* _Records supplied_
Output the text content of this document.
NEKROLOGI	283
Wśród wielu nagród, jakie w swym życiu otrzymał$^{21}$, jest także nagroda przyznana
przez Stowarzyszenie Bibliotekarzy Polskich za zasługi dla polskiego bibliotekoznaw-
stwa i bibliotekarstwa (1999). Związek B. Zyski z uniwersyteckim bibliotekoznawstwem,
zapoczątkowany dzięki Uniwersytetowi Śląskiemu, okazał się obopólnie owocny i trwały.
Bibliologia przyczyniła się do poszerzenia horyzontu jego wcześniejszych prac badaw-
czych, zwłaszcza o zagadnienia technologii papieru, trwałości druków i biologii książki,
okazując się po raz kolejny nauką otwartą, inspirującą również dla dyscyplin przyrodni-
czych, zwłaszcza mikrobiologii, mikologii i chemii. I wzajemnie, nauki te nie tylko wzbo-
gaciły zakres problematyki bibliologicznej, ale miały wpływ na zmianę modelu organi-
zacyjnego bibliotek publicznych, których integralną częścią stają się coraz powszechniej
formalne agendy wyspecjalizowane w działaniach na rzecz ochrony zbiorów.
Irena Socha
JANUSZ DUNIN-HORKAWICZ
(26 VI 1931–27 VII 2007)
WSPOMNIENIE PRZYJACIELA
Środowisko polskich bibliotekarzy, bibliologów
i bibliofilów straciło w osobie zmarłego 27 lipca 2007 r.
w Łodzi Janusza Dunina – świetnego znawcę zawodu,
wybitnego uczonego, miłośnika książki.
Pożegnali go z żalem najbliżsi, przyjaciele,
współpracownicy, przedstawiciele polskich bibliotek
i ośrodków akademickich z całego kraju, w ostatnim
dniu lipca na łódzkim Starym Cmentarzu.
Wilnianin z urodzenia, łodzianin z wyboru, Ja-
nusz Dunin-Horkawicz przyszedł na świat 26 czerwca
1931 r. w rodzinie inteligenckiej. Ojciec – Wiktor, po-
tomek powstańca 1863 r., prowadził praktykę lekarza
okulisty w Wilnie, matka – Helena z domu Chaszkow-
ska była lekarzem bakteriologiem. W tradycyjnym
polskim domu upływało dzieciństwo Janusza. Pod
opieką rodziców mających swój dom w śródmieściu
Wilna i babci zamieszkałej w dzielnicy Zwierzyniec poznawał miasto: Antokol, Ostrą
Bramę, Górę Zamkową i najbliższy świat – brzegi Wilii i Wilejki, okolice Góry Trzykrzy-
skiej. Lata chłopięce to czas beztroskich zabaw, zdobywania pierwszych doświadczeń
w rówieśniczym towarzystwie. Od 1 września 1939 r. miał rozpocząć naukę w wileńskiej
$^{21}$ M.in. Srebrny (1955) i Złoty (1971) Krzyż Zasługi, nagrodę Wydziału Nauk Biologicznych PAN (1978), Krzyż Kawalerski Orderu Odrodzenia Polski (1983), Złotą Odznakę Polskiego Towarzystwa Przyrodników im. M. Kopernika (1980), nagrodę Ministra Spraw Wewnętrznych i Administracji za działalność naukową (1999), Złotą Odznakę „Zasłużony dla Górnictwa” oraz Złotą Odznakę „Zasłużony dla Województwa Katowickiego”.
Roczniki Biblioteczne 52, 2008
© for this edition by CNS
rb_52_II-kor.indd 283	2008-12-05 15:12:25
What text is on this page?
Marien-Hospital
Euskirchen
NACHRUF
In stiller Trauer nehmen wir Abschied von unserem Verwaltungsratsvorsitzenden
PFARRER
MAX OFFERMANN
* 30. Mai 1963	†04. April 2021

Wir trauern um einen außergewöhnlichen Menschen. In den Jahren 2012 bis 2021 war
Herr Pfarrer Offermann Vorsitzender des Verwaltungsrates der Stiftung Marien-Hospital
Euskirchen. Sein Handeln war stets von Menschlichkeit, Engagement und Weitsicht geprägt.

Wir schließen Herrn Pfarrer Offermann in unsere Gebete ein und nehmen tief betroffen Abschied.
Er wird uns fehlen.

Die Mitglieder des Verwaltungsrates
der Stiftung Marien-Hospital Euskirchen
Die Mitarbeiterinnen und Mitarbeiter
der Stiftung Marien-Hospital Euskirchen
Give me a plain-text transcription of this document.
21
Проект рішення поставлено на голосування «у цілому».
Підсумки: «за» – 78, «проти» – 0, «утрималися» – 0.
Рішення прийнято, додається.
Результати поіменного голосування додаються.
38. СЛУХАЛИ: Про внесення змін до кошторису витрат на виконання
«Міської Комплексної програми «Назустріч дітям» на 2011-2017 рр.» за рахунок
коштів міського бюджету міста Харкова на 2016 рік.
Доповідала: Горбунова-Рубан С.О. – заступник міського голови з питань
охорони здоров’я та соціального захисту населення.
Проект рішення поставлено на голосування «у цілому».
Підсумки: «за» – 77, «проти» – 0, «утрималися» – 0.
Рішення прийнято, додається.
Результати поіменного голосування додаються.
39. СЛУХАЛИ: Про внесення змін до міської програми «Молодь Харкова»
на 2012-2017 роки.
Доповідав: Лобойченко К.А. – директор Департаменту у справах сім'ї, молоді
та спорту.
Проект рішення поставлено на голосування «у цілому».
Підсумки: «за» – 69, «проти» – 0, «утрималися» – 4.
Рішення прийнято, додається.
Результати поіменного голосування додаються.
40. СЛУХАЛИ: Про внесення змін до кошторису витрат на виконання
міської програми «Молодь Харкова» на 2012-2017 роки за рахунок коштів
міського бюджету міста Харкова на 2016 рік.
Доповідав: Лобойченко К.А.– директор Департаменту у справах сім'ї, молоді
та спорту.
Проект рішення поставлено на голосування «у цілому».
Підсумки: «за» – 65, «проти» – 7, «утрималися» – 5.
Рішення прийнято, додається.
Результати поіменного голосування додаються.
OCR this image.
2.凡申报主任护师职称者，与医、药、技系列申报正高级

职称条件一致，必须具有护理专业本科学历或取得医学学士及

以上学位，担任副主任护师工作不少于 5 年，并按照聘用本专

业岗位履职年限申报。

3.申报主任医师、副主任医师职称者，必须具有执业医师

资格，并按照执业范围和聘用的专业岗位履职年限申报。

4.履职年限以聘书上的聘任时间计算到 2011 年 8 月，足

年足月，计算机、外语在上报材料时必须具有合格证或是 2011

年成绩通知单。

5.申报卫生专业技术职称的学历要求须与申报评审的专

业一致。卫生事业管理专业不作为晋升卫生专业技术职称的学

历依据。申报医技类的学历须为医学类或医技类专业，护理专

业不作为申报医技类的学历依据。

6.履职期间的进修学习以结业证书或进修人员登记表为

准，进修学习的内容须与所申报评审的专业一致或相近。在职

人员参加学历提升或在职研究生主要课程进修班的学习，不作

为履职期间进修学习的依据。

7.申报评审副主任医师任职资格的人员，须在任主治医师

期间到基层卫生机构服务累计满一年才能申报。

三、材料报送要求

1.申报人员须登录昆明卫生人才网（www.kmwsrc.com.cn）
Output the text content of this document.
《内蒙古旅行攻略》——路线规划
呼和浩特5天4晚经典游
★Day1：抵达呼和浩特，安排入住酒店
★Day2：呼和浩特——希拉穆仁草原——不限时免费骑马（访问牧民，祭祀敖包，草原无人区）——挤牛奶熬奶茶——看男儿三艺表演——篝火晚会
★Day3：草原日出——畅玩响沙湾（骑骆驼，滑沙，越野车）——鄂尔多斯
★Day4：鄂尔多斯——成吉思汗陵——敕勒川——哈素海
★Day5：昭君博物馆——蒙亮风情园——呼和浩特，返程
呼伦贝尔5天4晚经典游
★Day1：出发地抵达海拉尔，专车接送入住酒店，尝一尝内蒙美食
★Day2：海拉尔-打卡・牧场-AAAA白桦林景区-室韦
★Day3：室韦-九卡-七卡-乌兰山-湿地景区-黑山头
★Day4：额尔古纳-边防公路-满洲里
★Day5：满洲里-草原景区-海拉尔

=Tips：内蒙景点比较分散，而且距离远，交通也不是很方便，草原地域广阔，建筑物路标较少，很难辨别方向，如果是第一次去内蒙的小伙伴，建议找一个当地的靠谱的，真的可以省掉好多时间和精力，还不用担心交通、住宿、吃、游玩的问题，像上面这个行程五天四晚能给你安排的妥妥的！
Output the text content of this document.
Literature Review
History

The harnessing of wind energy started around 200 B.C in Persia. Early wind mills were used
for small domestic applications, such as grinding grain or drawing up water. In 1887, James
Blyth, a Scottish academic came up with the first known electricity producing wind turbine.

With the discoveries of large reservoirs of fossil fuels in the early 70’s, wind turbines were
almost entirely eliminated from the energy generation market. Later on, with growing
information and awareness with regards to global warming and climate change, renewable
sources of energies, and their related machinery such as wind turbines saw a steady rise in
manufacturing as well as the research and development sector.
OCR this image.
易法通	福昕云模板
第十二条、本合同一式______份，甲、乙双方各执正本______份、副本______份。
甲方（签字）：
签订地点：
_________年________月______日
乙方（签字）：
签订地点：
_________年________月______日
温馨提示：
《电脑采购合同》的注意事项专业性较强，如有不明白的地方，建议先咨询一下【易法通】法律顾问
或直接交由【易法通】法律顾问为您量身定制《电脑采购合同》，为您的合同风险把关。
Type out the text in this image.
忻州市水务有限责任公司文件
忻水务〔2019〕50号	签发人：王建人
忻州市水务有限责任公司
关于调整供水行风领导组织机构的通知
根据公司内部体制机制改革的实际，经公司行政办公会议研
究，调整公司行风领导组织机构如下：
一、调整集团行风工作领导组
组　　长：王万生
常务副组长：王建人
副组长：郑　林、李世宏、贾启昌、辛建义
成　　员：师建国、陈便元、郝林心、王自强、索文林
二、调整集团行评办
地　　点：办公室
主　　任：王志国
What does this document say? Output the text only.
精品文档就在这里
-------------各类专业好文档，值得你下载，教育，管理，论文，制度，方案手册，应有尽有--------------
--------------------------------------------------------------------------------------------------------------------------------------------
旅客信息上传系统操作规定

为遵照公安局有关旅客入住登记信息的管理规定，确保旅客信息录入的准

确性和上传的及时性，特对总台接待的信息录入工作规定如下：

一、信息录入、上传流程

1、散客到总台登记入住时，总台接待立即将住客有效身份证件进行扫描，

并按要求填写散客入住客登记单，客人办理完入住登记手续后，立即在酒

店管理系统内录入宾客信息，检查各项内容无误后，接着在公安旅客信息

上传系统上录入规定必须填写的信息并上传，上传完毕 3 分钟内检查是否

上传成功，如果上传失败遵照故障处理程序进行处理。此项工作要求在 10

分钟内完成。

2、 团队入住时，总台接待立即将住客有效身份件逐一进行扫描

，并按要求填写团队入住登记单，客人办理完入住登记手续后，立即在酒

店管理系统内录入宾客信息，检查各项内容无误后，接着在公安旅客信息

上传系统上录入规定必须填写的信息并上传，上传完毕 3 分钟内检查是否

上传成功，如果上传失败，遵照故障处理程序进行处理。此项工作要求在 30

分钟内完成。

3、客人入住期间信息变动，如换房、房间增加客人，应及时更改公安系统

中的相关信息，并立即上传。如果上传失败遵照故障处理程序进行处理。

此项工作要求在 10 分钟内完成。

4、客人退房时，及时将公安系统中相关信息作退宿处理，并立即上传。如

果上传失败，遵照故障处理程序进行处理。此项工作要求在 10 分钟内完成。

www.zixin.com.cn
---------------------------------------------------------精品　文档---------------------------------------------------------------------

* _Do this_
In the listing above, find the lines holding the word "What" and copy them.

* _Solution below_
What text is on this page?
What does this document say? Output the text only.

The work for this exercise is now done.